**TASK DETAILS:** Where the data below has the string "this", return the whole line.

**PROVIDED ENTRIES:**
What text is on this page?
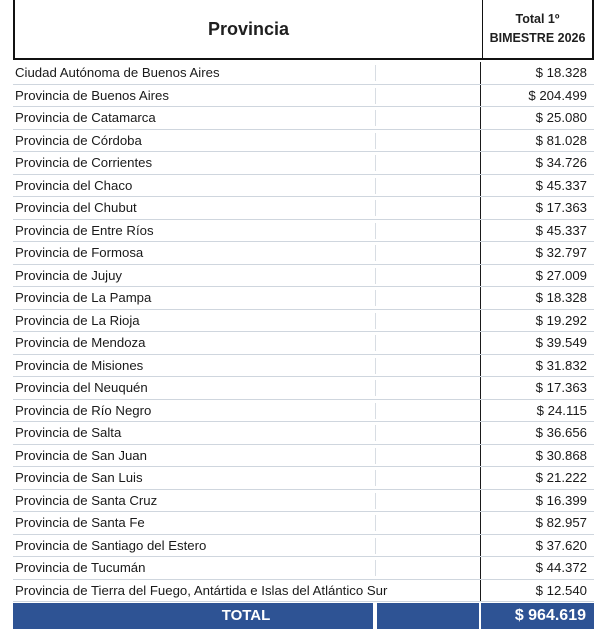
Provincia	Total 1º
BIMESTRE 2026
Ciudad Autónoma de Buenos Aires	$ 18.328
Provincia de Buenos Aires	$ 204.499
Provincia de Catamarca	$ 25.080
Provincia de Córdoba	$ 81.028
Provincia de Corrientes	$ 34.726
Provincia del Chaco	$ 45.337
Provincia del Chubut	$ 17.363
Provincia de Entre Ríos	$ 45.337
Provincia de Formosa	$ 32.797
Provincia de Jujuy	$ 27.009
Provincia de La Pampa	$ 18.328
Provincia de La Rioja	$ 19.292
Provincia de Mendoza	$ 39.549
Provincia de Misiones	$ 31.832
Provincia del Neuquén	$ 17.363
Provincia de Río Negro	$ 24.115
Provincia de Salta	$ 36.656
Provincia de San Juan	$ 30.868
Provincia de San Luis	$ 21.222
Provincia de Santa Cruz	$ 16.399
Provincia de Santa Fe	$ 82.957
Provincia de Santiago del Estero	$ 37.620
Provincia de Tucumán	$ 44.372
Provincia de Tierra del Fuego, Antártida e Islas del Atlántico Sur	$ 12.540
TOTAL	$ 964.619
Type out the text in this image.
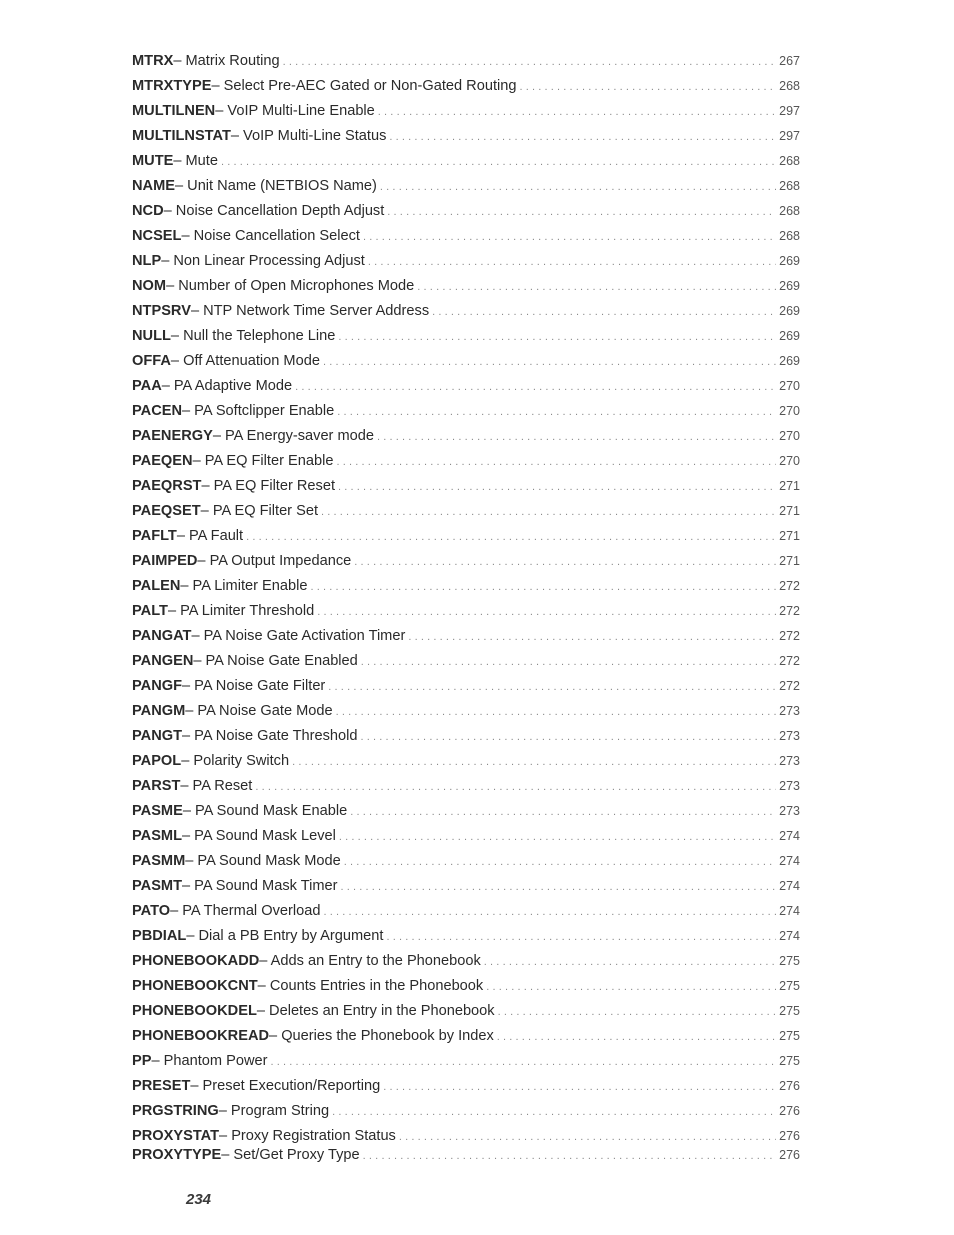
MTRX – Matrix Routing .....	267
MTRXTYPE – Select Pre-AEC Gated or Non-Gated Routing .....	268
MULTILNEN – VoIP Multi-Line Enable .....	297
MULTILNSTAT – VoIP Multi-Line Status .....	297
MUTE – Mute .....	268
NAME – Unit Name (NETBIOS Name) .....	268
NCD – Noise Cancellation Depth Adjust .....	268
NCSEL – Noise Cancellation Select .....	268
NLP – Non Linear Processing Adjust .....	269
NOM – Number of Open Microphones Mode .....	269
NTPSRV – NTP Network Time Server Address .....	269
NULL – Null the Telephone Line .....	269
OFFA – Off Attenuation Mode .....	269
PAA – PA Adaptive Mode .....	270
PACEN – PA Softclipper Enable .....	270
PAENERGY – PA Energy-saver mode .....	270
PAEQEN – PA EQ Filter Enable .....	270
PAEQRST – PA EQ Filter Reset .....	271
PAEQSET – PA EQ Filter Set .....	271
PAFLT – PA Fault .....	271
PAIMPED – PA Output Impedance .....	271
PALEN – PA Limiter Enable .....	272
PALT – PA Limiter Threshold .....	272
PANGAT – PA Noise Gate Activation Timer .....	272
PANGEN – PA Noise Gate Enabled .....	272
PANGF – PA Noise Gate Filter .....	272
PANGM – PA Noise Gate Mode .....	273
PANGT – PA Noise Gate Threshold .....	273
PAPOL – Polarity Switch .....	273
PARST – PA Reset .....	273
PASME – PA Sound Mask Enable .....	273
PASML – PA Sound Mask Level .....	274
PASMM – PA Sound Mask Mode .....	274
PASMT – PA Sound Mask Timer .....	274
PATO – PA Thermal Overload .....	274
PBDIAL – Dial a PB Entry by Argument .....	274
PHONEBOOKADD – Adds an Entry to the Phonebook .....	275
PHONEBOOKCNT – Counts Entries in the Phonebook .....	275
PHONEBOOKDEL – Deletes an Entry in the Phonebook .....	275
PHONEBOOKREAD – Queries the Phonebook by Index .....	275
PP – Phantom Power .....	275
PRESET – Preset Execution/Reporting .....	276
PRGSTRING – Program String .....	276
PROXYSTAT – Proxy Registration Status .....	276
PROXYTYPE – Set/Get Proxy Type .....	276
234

==

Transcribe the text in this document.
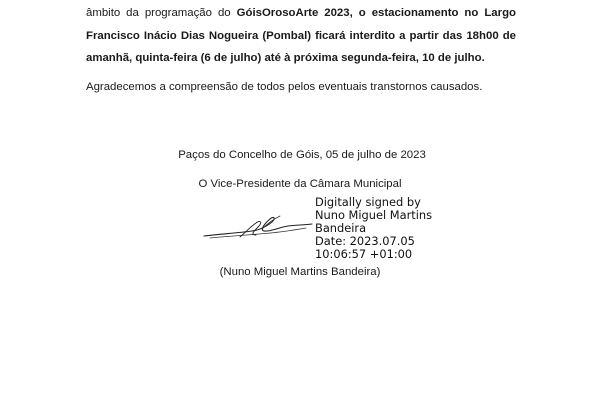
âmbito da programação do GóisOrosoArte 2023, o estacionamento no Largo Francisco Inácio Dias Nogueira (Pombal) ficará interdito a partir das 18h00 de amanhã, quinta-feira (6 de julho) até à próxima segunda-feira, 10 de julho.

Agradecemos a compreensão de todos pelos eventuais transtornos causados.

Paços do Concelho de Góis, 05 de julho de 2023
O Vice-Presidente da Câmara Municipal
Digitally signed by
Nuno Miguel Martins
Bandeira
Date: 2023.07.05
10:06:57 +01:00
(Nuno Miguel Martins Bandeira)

**FINISHED ANSWER:**
What text is on this page?
Type out the text in this image.
Transcribe the text in this document.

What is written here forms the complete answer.